**EXERCISE TASK**
Write the material out again in full, exactly.

(Stored records)
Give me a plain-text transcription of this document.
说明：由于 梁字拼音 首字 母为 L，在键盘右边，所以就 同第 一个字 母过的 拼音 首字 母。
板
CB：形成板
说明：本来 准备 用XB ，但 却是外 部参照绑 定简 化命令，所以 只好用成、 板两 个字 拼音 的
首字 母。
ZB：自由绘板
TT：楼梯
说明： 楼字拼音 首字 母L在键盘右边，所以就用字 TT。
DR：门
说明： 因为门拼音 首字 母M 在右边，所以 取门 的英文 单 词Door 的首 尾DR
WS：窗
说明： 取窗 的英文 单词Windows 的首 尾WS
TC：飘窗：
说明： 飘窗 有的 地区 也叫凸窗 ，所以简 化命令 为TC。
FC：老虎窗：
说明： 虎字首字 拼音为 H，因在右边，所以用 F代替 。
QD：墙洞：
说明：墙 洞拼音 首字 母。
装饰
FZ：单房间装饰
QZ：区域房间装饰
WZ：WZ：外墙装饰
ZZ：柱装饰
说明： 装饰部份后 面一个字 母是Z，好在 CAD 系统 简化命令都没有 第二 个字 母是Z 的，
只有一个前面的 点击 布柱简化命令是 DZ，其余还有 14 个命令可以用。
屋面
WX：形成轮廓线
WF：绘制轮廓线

**SOLUTION**
Give me a plain-text transcription of this document.
说明：由于 梁字拼音 首字 母为 L，在键盘右边，所以就 同第 一个字 母过的 拼音 首字 母。
板
CB：形成板
说明：本来 准备 用XB ，但 却是外 部参照绑 定简 化命令，所以 只好用成、 板两 个字 拼音 的
首字 母。
ZB：自由绘板
TT：楼梯
说明： 楼字拼音 首字 母L在键盘右边，所以就用字 TT。
DR：门
说明： 因为门拼音 首字 母M 在右边，所以 取门 的英文 单 词Door 的首 尾DR
WS：窗
说明： 取窗 的英文 单词Windows 的首 尾WS
TC：飘窗：
说明： 飘窗 有的 地区 也叫凸窗 ，所以简 化命令 为TC。
FC：老虎窗：
说明： 虎字首字 拼音为 H，因在右边，所以用 F代替 。
QD：墙洞：
说明：墙 洞拼音 首字 母。
装饰
FZ：单房间装饰
QZ：区域房间装饰
WZ：WZ：外墙装饰
ZZ：柱装饰
说明： 装饰部份后 面一个字 母是Z，好在 CAD 系统 简化命令都没有 第二 个字 母是Z 的，
只有一个前面的 点击 布柱简化命令是 DZ，其余还有 14 个命令可以用。
屋面
WX：形成轮廓线
WF：绘制轮廓线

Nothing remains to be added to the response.